begin

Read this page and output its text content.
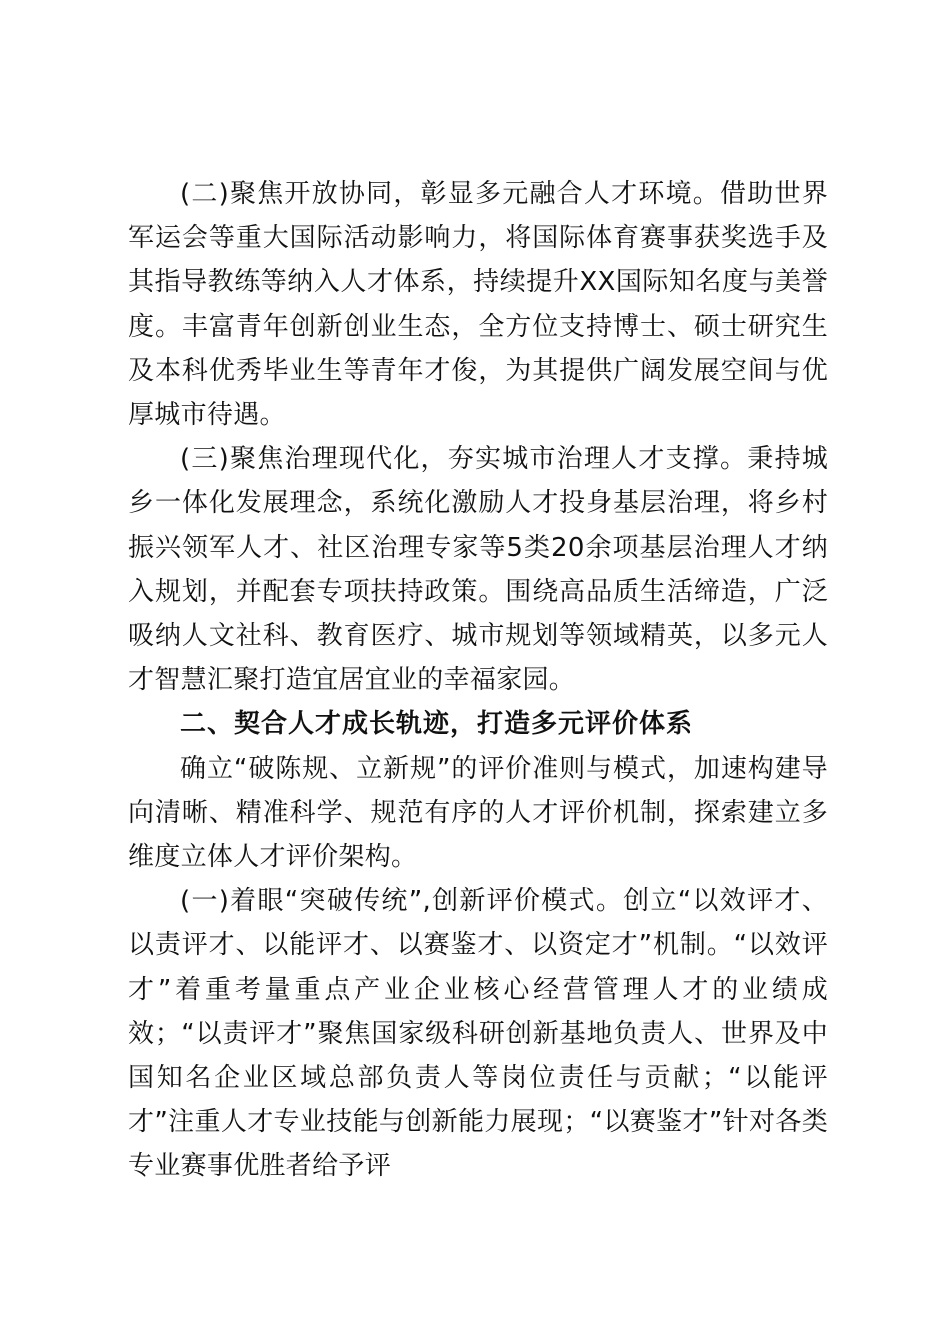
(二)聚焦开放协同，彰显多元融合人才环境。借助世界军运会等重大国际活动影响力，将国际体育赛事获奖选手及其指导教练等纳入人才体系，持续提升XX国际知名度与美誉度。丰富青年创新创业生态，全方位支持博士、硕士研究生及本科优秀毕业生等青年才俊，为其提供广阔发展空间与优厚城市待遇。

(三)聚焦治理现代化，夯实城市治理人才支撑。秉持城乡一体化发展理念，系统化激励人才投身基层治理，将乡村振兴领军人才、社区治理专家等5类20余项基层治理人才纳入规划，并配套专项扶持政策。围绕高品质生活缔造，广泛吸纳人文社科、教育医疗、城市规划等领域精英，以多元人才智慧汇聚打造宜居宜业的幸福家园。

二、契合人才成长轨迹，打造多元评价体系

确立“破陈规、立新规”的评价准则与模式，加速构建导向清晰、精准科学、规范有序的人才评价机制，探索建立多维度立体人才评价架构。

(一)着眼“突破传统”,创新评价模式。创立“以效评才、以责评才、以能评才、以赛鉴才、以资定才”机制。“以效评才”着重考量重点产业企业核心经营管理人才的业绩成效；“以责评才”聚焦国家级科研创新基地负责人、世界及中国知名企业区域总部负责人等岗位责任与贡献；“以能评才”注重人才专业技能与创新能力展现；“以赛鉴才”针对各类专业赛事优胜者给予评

end
begin

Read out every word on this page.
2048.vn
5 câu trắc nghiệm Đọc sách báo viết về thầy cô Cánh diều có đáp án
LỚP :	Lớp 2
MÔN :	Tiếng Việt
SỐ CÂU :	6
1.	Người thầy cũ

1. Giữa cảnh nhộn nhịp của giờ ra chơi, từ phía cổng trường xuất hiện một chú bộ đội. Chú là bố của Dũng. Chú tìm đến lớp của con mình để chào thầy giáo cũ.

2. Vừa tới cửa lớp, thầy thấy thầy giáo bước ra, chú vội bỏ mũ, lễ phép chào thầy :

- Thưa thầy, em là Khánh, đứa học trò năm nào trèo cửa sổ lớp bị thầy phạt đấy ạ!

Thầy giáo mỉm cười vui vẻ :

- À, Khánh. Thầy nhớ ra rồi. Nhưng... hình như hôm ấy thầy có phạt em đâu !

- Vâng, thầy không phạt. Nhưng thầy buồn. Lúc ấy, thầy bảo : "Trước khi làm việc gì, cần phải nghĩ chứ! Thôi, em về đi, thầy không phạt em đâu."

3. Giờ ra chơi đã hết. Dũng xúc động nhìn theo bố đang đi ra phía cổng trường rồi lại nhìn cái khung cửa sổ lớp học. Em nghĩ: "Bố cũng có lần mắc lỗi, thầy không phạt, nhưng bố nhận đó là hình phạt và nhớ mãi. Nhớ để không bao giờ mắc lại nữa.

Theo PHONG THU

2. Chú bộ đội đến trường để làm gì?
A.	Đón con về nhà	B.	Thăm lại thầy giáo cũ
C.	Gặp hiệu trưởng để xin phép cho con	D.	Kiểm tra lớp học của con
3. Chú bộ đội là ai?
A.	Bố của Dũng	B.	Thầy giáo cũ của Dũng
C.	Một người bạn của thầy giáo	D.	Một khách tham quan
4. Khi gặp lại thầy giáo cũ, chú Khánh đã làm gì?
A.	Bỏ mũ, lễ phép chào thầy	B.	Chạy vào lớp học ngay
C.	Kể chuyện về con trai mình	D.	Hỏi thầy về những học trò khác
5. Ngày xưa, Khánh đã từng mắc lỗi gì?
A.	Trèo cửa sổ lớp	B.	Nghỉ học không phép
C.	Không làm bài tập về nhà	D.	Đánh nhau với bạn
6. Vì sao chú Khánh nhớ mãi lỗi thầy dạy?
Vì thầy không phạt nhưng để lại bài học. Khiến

end
begin

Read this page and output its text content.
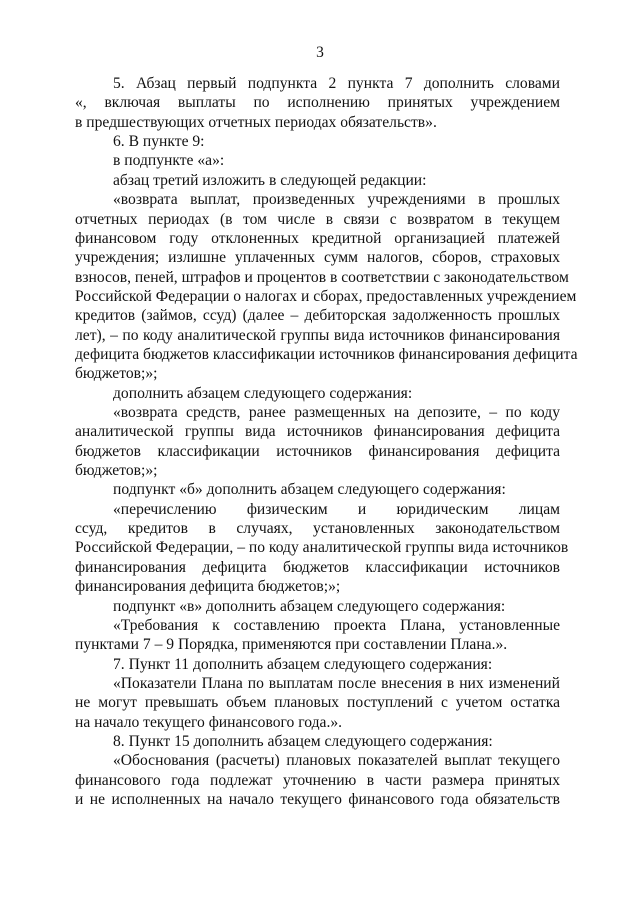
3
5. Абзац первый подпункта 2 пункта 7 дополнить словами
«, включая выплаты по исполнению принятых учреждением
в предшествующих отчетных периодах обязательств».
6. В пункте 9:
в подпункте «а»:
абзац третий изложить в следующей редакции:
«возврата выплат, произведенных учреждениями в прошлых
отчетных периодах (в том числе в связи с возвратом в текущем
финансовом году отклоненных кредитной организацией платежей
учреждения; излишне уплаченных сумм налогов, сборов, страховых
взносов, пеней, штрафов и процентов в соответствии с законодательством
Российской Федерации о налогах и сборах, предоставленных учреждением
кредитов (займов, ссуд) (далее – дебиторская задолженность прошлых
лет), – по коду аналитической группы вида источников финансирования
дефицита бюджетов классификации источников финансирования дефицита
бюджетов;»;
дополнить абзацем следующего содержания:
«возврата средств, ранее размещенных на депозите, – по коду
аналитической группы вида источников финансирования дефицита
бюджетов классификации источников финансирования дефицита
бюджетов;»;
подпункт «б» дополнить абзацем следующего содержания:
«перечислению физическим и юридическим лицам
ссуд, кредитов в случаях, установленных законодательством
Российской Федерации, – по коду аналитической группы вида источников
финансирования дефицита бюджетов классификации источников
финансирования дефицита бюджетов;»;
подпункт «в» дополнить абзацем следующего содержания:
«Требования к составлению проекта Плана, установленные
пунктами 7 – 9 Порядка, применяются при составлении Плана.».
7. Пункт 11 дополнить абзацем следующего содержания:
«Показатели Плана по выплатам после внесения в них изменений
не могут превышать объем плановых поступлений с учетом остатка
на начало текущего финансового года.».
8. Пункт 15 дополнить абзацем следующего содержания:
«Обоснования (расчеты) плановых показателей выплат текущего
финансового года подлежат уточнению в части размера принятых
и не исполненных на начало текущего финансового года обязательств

end

Extract each line holding the string "phép".

2. Vừa tới cửa lớp, thầy thấy thầy giáo bước ra, chú vội bỏ mũ, lễ phép chào thầy :
C.	Gặp hiệu trưởng để xin phép cho con	D.	Kiểm tra lớp học của con
A.	Bỏ mũ, lễ phép chào thầy	B.	Chạy vào lớp học ngay
A.	Trèo cửa sổ lớp	B.	Nghỉ học không phép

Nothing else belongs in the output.